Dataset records
####

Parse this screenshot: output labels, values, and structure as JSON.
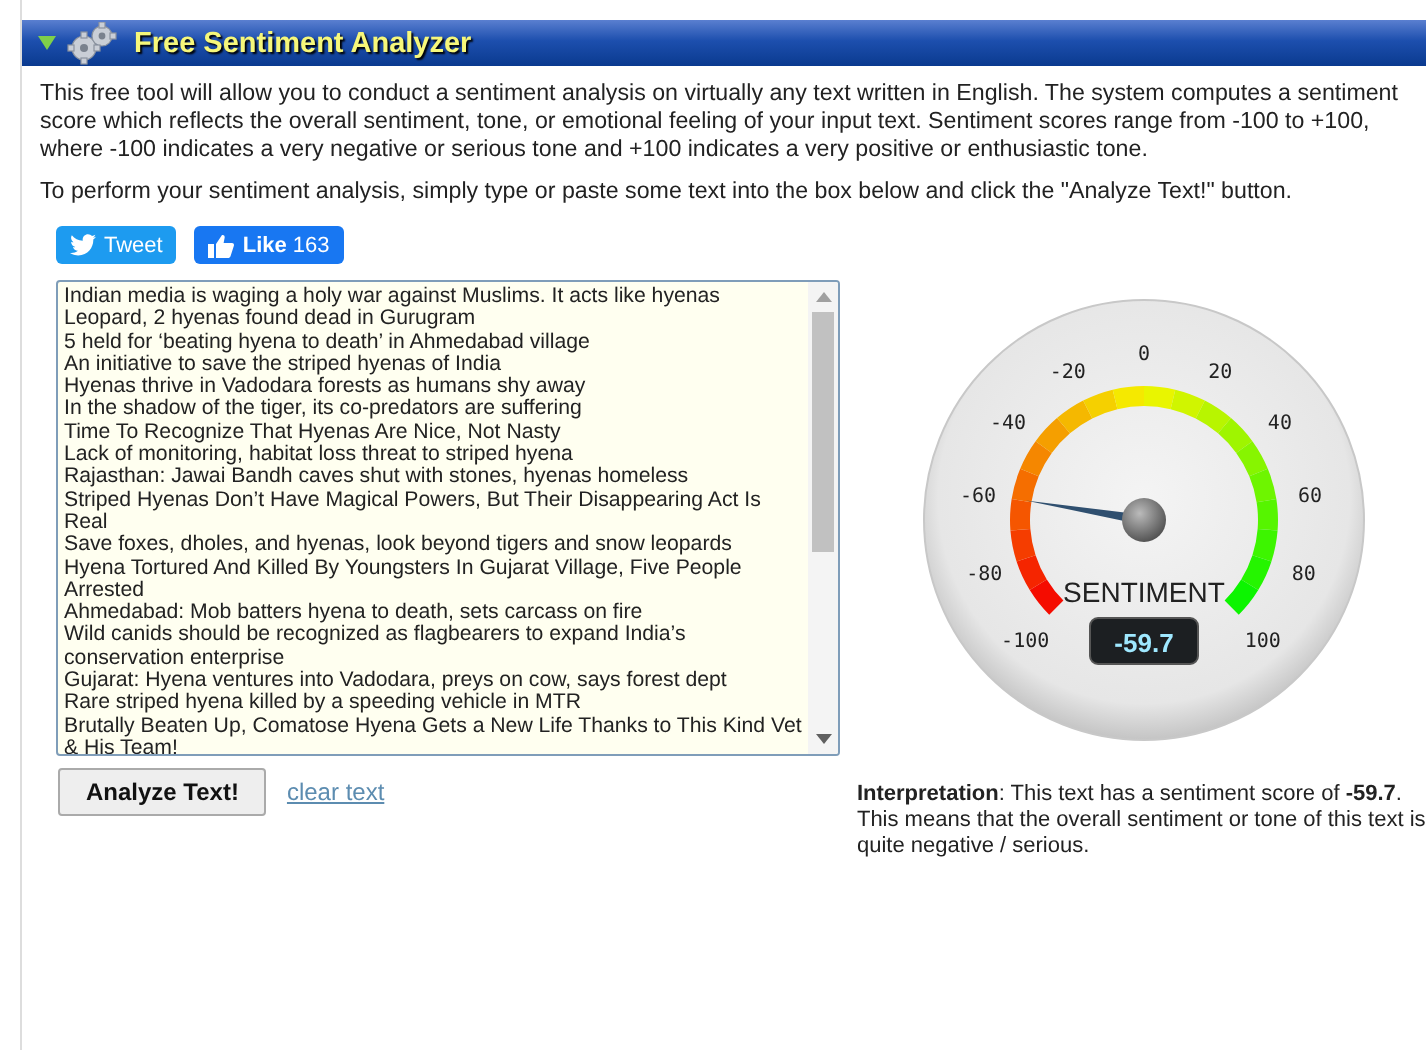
{
  "header": {
    "title": "Free Sentiment Analyzer",
    "expanded": true
  },
  "intro": [
    "This free tool will allow you to conduct a sentiment analysis on virtually any text written in English. The system computes a sentiment score which reflects the overall sentiment, tone, or emotional feeling of your input text. Sentiment scores range from -100 to +100, where -100 indicates a very negative or serious tone and +100 indicates a very positive or enthusiastic tone.",
    "To perform your sentiment analysis, simply type or paste some text into the box below and click the \"Analyze Text!\" button."
  ],
  "share_buttons": [
    {
      "kind": "tweet",
      "label": "Tweet"
    },
    {
      "kind": "like",
      "label": "**Like** 163"
    }
  ],
  "input_text": {
    "lines": [
      "Indian media is waging a holy war against Muslims. It acts like hyenas",
      "Leopard, 2 hyenas found dead in Gurugram",
      "5 held for ‘beating hyena to death’ in Ahmedabad village",
      "An initiative to save the striped hyenas of India",
      "Hyenas thrive in Vadodara forests as humans shy away",
      "In the shadow of the tiger, its co-predators are suffering",
      "Time To Recognize That Hyenas Are Nice, Not Nasty",
      "Lack of monitoring, habitat loss threat to striped hyena",
      "Rajasthan: Jawai Bandh caves shut with stones, hyenas homeless",
      "Striped Hyenas Don’t Have Magical Powers, But Their Disappearing Act Is Real",
      "Save foxes, dholes, and hyenas, look beyond tigers and snow leopards",
      "Hyena Tortured And Killed By Youngsters In Gujarat Village, Five People Arrested",
      "Ahmedabad: Mob batters hyena to death, sets carcass on fire",
      "Wild canids should be recognized as flagbearers to expand India’s conservation enterprise",
      "Gujarat: Hyena ventures into Vadodara, preys on cow, says forest dept",
      "Rare striped hyena killed by a speeding vehicle in MTR",
      "Brutally Beaten Up, Comatose Hyena Gets a New Life Thanks to This Kind Vet & His Team!"
    ]
  },
  "analyze_button": "Analyze Text!",
  "clear_link": "clear text",
  "gauge": {
    "ticks": [
      "-100",
      "-80",
      "-60",
      "-40",
      "-20",
      "0",
      "20",
      "40",
      "60",
      "80",
      "100"
    ],
    "title": "SENTIMENT",
    "reading": "-59.7"
  },
  "interpretation": "**Interpretation**: This text has a sentiment score of **-59.7**. This means that the overall sentiment or tone of this text is quite negative / serious."
}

####

WHAT NEEDS TO BE DONE:
Please repeat the entries exactly. Do not include the pictures.

COMPLETE OUTPUT:
Parse this screenshot: output labels, values, and structure as JSON.
{
  "header": {
    "title": "Free Sentiment Analyzer",
    "expanded": true
  },
  "intro": [
    "This free tool will allow you to conduct a sentiment analysis on virtually any text written in English. The system computes a sentiment score which reflects the overall sentiment, tone, or emotional feeling of your input text. Sentiment scores range from -100 to +100, where -100 indicates a very negative or serious tone and +100 indicates a very positive or enthusiastic tone.",
    "To perform your sentiment analysis, simply type or paste some text into the box below and click the \"Analyze Text!\" button."
  ],
  "share_buttons": [
    {
      "kind": "tweet",
      "label": "Tweet"
    },
    {
      "kind": "like",
      "label": "**Like** 163"
    }
  ],
  "input_text": {
    "lines": [
      "Indian media is waging a holy war against Muslims. It acts like hyenas",
      "Leopard, 2 hyenas found dead in Gurugram",
      "5 held for ‘beating hyena to death’ in Ahmedabad village",
      "An initiative to save the striped hyenas of India",
      "Hyenas thrive in Vadodara forests as humans shy away",
      "In the shadow of the tiger, its co-predators are suffering",
      "Time To Recognize That Hyenas Are Nice, Not Nasty",
      "Lack of monitoring, habitat loss threat to striped hyena",
      "Rajasthan: Jawai Bandh caves shut with stones, hyenas homeless",
      "Striped Hyenas Don’t Have Magical Powers, But Their Disappearing Act Is Real",
      "Save foxes, dholes, and hyenas, look beyond tigers and snow leopards",
      "Hyena Tortured And Killed By Youngsters In Gujarat Village, Five People Arrested",
      "Ahmedabad: Mob batters hyena to death, sets carcass on fire",
      "Wild canids should be recognized as flagbearers to expand India’s conservation enterprise",
      "Gujarat: Hyena ventures into Vadodara, preys on cow, says forest dept",
      "Rare striped hyena killed by a speeding vehicle in MTR",
      "Brutally Beaten Up, Comatose Hyena Gets a New Life Thanks to This Kind Vet & His Team!"
    ]
  },
  "analyze_button": "Analyze Text!",
  "clear_link": "clear text",
  "gauge": {
    "ticks": [
      "-100",
      "-80",
      "-60",
      "-40",
      "-20",
      "0",
      "20",
      "40",
      "60",
      "80",
      "100"
    ],
    "title": "SENTIMENT",
    "reading": "-59.7"
  },
  "interpretation": "**Interpretation**: This text has a sentiment score of **-59.7**. This means that the overall sentiment or tone of this text is quite negative / serious."
}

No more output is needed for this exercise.